**SET PROBLEM**
Look through the records that follow. Copy every line containing the word "JSON".
* * *
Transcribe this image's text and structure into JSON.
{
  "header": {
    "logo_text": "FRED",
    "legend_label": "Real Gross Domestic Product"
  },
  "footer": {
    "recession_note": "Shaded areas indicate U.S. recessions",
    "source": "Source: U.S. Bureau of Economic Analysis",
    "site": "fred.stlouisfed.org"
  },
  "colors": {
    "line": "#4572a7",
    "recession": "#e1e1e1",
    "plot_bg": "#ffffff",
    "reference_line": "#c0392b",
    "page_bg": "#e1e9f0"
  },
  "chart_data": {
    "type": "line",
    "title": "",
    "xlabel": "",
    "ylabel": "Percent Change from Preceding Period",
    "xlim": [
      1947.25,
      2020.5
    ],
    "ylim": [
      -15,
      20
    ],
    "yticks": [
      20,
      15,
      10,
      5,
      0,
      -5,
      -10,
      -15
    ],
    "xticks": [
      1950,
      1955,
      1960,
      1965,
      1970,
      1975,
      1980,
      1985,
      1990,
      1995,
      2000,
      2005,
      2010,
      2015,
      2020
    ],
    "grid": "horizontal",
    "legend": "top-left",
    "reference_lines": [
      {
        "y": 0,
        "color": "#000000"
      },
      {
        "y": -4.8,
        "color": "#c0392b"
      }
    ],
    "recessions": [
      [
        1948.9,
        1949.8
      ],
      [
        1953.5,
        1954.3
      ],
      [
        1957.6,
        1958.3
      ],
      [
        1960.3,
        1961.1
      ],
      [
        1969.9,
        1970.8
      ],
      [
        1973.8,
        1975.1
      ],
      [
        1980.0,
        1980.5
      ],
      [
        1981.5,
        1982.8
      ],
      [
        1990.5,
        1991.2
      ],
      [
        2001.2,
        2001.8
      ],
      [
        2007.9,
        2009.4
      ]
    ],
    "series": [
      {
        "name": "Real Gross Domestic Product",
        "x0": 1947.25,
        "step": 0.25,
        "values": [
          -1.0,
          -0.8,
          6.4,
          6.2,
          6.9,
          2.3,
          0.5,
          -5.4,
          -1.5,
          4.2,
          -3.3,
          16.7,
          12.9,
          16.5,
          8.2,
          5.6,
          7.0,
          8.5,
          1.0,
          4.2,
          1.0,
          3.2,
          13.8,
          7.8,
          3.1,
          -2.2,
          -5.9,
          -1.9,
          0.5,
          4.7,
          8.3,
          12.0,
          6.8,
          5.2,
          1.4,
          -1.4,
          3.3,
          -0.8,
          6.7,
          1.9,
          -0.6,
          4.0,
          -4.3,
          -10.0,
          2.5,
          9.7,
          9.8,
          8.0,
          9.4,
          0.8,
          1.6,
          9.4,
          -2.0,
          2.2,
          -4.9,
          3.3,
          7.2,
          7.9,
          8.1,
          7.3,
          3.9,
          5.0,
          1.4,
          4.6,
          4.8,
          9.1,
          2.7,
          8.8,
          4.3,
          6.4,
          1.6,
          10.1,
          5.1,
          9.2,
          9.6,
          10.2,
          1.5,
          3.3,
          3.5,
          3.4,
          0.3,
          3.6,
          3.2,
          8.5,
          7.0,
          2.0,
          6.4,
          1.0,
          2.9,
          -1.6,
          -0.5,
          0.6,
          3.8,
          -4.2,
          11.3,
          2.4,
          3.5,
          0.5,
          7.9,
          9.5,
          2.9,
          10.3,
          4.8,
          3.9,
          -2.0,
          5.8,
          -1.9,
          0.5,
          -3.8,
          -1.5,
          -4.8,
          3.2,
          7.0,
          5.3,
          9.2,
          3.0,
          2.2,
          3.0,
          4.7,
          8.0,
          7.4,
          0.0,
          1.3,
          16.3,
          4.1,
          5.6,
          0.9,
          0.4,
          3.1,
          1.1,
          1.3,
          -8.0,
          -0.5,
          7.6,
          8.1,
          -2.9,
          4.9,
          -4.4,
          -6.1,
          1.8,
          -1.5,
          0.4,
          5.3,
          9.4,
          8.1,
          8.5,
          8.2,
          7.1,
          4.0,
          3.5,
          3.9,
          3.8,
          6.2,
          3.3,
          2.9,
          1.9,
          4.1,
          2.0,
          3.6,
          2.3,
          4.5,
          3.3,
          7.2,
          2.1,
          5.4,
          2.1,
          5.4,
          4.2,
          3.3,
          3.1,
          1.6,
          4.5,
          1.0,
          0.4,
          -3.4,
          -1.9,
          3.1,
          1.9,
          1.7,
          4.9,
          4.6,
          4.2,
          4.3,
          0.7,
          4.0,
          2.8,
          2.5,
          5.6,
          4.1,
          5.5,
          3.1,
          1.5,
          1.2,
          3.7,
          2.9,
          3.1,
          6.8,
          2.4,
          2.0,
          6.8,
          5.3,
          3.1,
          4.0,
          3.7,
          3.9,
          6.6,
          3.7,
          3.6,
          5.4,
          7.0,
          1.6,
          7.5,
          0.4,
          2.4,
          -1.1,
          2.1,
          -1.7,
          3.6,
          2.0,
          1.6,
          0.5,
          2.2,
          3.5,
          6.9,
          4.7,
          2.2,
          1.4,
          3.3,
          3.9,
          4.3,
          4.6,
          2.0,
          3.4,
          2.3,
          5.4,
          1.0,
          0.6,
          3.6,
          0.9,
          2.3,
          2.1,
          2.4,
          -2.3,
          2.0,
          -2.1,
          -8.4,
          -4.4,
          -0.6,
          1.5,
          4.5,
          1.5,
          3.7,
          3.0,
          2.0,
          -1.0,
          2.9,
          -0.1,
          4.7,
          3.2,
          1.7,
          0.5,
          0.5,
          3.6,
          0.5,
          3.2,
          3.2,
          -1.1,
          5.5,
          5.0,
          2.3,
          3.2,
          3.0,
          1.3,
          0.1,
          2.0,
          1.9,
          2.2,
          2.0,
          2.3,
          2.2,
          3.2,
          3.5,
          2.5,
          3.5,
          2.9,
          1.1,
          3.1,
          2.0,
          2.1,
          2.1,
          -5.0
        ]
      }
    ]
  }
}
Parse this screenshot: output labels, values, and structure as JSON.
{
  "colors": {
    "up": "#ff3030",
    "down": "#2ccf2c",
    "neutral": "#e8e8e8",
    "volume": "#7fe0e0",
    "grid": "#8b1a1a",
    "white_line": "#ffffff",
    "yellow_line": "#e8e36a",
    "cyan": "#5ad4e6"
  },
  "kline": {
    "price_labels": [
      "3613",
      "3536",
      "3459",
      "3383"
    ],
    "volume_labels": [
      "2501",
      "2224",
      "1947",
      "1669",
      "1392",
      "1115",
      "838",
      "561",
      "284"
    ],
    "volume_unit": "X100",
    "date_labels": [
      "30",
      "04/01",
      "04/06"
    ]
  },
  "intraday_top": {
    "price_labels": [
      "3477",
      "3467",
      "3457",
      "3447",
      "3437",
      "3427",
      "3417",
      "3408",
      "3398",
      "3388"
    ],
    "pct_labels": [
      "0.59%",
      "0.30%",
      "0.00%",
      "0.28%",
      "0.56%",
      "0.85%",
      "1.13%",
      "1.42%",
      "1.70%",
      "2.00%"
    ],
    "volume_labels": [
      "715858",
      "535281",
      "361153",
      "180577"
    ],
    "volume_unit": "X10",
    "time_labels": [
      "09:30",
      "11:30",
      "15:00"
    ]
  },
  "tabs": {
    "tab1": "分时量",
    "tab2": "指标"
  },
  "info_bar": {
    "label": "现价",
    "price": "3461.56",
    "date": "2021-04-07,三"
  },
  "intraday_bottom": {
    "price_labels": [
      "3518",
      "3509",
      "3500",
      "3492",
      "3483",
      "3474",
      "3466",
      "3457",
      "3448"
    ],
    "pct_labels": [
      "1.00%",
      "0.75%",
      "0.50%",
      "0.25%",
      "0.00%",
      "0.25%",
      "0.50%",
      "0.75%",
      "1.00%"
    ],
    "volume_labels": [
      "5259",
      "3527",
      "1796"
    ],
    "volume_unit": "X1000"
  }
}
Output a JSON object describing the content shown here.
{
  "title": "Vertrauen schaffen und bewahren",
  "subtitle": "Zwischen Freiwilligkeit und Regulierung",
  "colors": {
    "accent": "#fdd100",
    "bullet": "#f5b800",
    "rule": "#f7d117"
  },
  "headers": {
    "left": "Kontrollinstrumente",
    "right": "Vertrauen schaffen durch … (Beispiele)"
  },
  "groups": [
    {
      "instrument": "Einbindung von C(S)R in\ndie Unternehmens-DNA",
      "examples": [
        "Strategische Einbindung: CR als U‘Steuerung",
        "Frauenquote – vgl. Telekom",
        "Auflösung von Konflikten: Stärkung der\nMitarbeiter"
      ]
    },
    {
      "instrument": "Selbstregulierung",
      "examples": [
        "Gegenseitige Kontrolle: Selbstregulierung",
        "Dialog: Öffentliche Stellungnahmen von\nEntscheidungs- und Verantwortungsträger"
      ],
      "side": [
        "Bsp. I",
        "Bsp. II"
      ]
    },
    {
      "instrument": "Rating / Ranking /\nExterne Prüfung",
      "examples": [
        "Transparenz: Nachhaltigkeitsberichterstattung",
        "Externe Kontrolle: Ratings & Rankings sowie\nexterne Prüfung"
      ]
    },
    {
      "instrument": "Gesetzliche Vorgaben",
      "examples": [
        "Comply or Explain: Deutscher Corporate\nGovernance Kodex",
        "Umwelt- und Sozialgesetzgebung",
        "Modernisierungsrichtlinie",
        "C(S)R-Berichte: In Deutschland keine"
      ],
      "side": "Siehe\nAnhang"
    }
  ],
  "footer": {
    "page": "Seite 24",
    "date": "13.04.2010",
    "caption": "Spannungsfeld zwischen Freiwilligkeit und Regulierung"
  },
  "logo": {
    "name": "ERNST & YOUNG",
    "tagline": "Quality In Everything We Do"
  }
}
* * *
**RESULT BELOW**
Transcribe this image's text and structure into JSON.
Parse this screenshot: output labels, values, and structure as JSON.
Output a JSON object describing the content shown here.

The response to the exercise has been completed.